1. Introductie
We krijgen academische filosofie, dus ‘wat is de zin van het leven’ is niet nuttig voor ons. We gaan
het hebben over bv. ‘Als twee mensen een rood object zien, kunnen we dan zeker weten dat ze
allebei rood zien?’.
Iedereen denkt een vrije wil te hebben, maar hebben we ook echt een vrije wil? En wat is zo’n vrije
wil, want de wetenschappen leren ons dat alles wat we doen of denken bepaald wordt door de
interactie tussen genetische aanleg en omgeving, in de vorm van materiele omgeving of opvoeding.
Gedragingen lijken gevolg te worden door die 2. Dus we hebben een vrije wil.
Vragen zijn meer van deze soort dan bv. ‘Wat is de zin van het leven.’ We gaan het nu hebben over 2
filosofische vragen: ‘Wat is filosofie?’ en ‘Is het zinvol om filosofie te studeren?’.
1. Wat is filosofie?
‘Filosofisch reflecteren op de biomedische wetenschappen.’ Bij de filosofische vragen gaan we
opzoek naar een definitie. Wat is nu een definitie? Een definitie kan beschreven worden als iets
afbakenen, iets bepalen. Wat bakent filosofie af van andere disciplines. Wat zijn eigenschappen voor
alle filosofieën en enkel bij alle filosofieën. Op zoek naar verzameling van kenmerken waardoor we
filosofie kunnen onderscheiden van andere disciplines. Op grond waarvan noemen we iets
filosofisch?

### VERZAMELD MATERIAAL:
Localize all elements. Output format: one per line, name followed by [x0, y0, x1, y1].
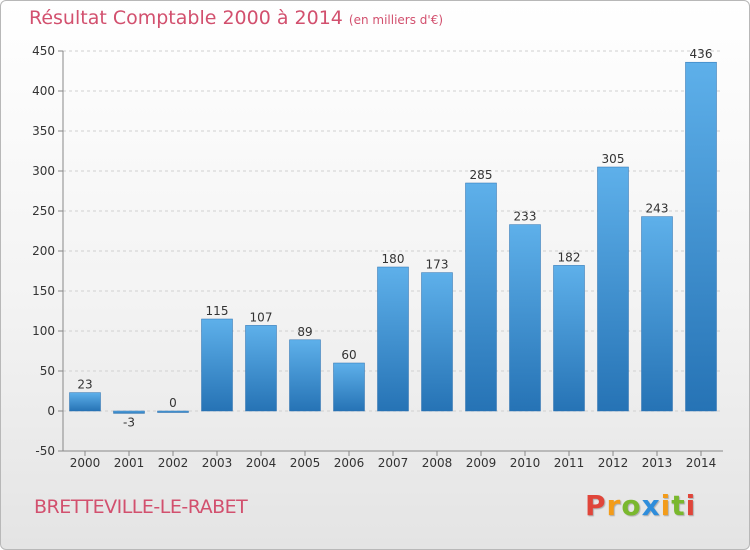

### SCHRIFTELIJKE OPDRACHTEN:
1) Hoe kun je een definitie volgens het tekstfragment over filosofie omschrijven?
2) Vertaal deze zin uit het tekstfragment over filosofie in het Engels: "Iedereen denkt een vrije wil te hebben, maar hebben we ook echt een vrije wil?"

### UITWERKINGEN:
1) Als iets afbakenen, iets bepalen.

2) Everyone thinks they have free will, but do we really have free will?